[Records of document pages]
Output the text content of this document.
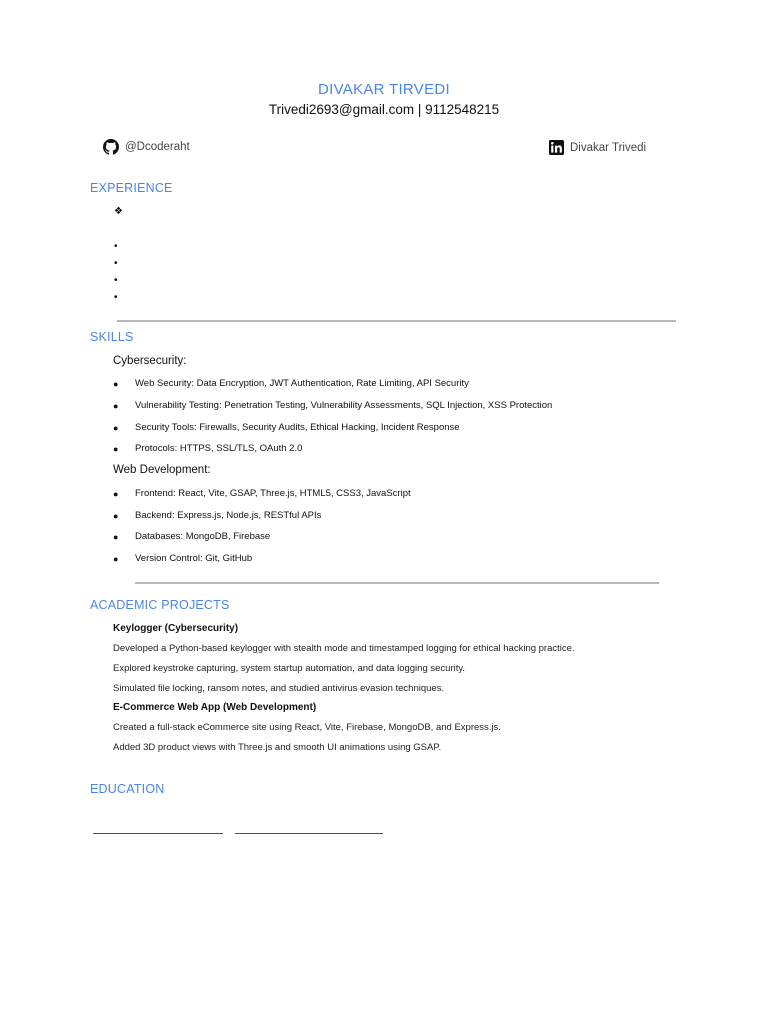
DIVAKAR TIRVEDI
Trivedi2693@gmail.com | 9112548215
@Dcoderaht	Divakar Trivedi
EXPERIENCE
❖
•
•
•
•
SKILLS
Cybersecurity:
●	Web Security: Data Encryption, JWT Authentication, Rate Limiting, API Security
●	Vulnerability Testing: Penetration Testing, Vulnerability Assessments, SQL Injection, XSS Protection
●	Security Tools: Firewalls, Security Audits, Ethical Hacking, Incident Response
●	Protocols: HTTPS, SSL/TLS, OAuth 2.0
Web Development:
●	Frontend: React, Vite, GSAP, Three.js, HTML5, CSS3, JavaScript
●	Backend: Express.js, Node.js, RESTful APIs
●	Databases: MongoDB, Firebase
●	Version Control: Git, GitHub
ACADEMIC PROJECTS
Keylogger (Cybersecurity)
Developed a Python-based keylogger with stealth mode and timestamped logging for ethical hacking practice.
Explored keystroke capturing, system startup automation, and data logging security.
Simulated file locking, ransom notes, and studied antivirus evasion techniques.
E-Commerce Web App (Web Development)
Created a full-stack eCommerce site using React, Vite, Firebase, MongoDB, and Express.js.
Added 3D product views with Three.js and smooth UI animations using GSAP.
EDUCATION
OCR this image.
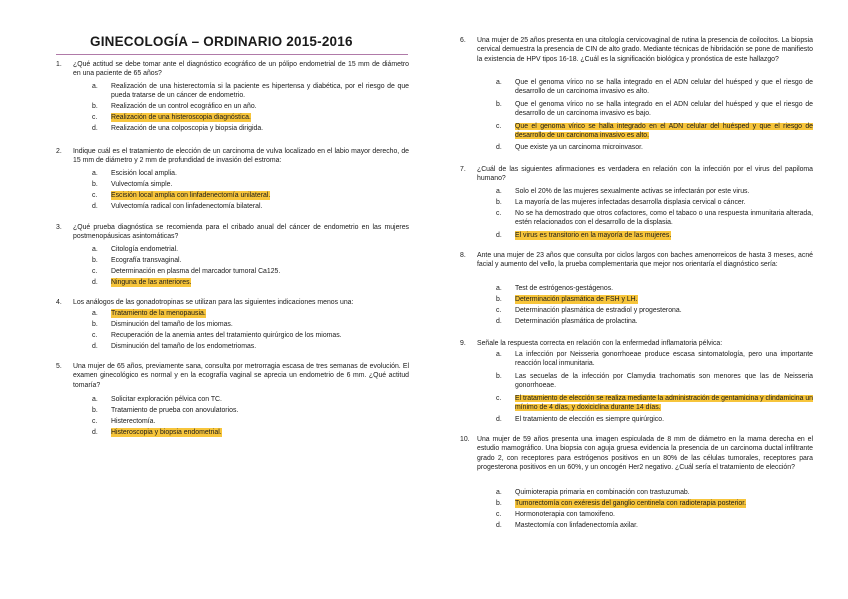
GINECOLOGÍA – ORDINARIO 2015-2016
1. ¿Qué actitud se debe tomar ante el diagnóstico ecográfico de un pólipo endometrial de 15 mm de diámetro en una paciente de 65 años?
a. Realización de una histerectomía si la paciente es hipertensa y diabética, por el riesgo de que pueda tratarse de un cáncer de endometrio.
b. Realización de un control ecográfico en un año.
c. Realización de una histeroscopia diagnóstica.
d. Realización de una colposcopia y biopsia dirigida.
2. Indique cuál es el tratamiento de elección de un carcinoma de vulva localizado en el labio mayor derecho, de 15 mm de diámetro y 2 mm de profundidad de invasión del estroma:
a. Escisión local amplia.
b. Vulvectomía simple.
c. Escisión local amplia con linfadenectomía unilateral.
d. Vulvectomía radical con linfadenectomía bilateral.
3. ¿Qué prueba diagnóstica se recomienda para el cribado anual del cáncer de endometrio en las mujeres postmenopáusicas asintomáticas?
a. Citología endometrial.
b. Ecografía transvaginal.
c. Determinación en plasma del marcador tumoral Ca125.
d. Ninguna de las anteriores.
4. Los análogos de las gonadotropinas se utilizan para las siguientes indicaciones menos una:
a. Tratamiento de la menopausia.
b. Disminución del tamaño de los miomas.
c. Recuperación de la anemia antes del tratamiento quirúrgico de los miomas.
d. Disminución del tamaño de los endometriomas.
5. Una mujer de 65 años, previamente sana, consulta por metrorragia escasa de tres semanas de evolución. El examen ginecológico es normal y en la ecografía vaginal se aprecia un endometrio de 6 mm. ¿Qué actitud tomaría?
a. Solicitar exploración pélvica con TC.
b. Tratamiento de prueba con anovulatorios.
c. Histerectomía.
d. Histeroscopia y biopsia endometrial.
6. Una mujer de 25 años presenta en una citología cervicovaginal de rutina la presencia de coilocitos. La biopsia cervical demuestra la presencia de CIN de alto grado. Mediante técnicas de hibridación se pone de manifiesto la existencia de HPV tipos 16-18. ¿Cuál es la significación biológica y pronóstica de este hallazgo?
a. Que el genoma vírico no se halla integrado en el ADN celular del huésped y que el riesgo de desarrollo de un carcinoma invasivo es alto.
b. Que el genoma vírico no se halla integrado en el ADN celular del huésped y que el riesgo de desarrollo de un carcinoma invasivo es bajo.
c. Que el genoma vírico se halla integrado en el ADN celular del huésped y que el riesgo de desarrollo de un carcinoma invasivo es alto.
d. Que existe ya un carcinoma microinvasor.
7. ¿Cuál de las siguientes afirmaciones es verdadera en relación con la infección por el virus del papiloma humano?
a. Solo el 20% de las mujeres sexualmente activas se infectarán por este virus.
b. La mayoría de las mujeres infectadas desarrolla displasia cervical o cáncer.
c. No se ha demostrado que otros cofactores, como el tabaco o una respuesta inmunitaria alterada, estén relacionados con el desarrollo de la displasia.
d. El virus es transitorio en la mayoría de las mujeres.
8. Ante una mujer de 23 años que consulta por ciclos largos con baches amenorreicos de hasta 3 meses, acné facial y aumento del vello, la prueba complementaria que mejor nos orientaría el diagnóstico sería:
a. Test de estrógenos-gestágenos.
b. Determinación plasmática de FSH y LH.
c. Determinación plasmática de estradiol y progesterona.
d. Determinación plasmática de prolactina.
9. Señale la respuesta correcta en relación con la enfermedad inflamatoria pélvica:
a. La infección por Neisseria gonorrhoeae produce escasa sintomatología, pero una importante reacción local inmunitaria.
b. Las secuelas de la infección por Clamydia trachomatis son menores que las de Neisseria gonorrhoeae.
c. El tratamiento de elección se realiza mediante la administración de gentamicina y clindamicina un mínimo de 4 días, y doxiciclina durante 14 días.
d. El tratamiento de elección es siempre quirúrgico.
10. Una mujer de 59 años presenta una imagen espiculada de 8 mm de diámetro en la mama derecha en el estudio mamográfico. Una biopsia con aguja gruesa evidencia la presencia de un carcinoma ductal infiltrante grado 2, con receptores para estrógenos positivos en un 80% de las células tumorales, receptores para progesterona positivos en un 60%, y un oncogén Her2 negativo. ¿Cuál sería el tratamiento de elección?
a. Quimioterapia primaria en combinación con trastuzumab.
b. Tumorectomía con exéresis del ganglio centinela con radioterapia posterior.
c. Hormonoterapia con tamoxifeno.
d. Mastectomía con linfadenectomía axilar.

WHAT YOU SHOULD DO:
Among the lines above, count those containing the word "with" and write only the number.

RESULT:
2